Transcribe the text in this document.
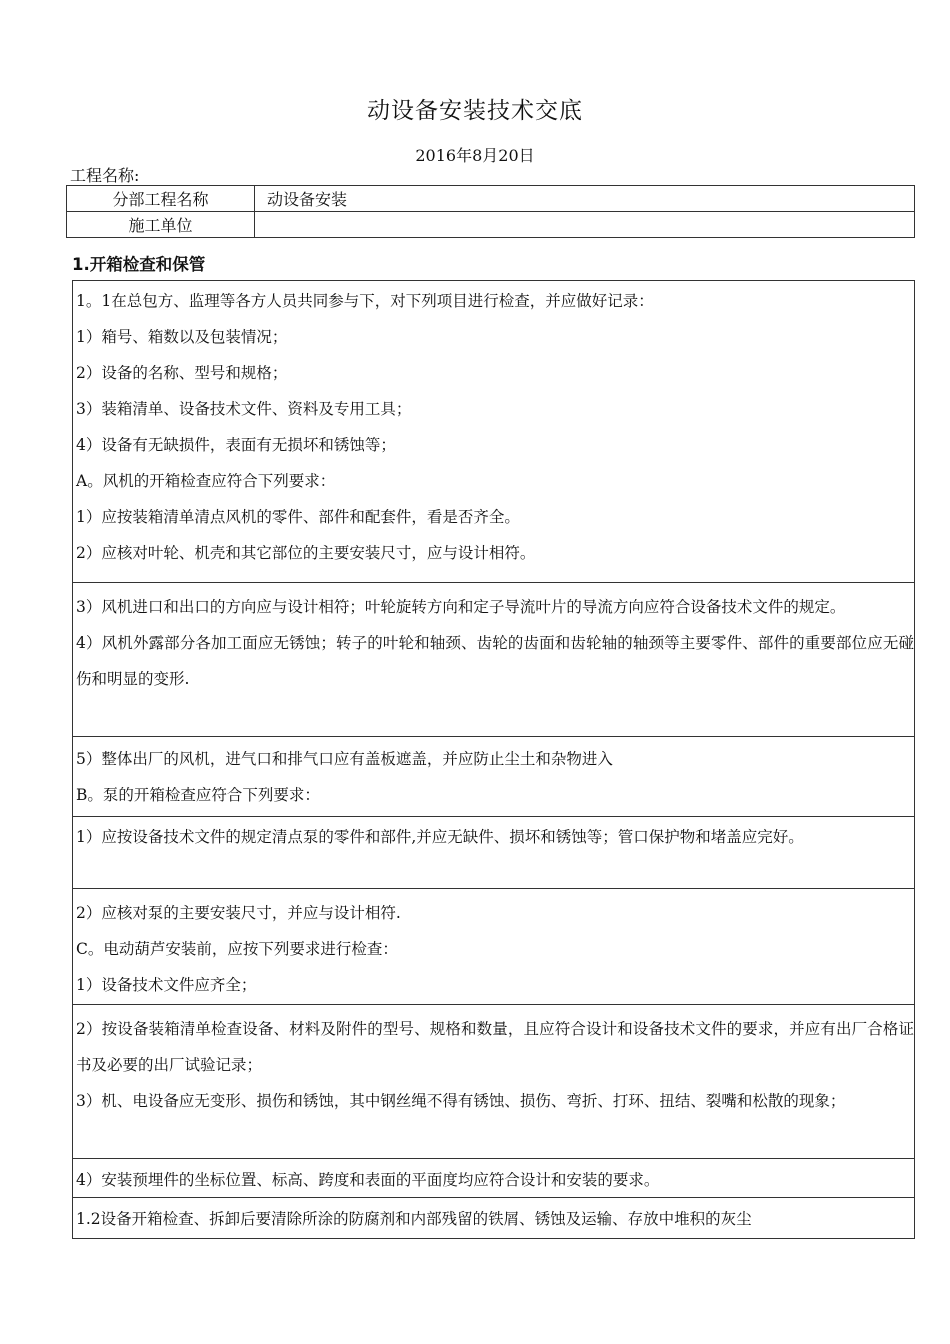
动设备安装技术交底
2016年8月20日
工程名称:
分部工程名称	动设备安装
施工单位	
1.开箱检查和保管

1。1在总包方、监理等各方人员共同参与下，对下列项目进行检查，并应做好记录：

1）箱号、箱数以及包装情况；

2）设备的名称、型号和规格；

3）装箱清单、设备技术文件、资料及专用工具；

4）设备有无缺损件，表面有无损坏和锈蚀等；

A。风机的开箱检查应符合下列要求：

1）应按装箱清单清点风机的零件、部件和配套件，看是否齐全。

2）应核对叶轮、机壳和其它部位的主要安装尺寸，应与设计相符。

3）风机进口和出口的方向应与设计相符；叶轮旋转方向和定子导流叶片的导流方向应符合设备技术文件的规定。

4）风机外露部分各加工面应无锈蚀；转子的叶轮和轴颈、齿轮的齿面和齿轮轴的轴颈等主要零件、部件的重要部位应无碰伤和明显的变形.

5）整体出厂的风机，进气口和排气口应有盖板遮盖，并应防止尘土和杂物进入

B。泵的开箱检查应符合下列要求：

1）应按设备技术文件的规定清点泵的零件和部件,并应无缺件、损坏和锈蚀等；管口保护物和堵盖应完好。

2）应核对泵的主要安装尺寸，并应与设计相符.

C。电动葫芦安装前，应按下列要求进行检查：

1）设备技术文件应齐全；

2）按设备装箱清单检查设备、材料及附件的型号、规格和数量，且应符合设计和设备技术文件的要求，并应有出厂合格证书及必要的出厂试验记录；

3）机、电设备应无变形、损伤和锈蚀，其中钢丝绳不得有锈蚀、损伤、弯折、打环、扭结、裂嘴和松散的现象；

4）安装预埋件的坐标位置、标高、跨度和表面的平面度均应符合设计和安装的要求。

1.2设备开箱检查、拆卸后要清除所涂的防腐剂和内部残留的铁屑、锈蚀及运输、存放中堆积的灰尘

════════

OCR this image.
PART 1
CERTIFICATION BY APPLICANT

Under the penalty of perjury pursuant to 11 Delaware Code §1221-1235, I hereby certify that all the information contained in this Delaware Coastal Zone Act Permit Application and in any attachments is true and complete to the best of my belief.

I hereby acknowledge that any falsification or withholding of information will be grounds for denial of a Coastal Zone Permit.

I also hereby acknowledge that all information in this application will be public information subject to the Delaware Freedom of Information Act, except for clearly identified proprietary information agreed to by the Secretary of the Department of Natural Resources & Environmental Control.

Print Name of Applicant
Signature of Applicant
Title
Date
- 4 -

════════

**GOAL**:
Select all lines in the listing above where the word "acknowledge" appears, and show them.

**EXERCISE SOLUTION**:
I hereby acknowledge that any falsification or withholding of information will be grounds for denial of a Coastal Zone Permit.
I also hereby acknowledge that all information in this application will be public information subject to the Delaware Freedom of Information Act, except for clearly identified proprietary information agreed to by the Secretary of the Department of Natural Resources & Environmental Control.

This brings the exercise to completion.